WHAT TO WORK ON
Only the lines from the line holding "Convert this screenshot" through the final line of the entries below are to be returned, exactly as they stand.

== ENTRIES PROVIDED

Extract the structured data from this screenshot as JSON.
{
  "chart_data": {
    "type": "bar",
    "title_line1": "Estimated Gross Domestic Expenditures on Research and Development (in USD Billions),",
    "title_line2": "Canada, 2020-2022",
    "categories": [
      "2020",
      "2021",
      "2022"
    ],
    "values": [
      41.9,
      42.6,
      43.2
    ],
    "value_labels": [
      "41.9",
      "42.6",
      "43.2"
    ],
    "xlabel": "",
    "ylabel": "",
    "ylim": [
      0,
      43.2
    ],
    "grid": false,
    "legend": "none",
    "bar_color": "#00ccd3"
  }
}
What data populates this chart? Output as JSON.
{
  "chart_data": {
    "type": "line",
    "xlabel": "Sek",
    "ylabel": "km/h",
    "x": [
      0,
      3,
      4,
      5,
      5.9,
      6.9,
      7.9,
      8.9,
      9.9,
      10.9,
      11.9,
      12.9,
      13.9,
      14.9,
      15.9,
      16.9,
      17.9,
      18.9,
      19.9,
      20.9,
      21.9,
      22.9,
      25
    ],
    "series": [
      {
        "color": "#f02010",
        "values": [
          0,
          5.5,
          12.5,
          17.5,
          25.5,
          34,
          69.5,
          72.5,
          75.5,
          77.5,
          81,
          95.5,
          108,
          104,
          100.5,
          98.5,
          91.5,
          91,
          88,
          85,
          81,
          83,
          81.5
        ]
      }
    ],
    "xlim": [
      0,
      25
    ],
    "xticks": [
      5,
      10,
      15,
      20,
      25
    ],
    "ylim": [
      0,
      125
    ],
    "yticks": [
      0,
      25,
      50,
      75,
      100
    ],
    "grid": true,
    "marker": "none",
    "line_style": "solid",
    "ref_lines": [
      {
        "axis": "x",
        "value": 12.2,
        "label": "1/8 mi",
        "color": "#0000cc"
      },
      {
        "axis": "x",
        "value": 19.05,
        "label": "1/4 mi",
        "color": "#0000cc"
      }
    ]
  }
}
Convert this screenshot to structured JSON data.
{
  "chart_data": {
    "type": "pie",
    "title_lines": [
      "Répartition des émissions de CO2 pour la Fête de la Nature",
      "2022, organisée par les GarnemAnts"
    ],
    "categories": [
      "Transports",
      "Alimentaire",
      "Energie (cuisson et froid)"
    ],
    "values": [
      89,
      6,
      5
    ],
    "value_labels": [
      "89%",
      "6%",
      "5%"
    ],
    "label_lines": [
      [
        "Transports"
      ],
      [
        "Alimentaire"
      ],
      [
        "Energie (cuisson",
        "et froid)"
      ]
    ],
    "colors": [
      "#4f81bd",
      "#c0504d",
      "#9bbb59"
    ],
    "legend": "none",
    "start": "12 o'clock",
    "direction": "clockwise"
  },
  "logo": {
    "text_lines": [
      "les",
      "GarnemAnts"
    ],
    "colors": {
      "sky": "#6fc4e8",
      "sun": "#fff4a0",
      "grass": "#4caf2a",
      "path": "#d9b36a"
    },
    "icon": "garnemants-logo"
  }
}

====

EXPECTED OUTPUT
Convert this screenshot to structured JSON data.
{
  "chart_data": {
    "type": "pie",
    "title_lines": [
      "Répartition des émissions de CO2 pour la Fête de la Nature",
      "2022, organisée par les GarnemAnts"
    ],
    "categories": [
      "Transports",
      "Alimentaire",
      "Energie (cuisson et froid)"
    ],
    "values": [
      89,
      6,
      5
    ],
    "value_labels": [
      "89%",
      "6%",
      "5%"
    ],
    "label_lines": [
      [
        "Transports"
      ],
      [
        "Alimentaire"
      ],
      [
        "Energie (cuisson",
        "et froid)"
      ]
    ],
    "colors": [
      "#4f81bd",
      "#c0504d",
      "#9bbb59"
    ],
    "legend": "none",
    "start": "12 o'clock",
    "direction": "clockwise"
  },
  "logo": {
    "text_lines": [
      "les",
      "GarnemAnts"
    ],
    "colors": {
      "sky": "#6fc4e8",
      "sun": "#fff4a0",
      "grass": "#4caf2a",
      "path": "#d9b36a"
    },
    "icon": "garnemants-logo"
  }
}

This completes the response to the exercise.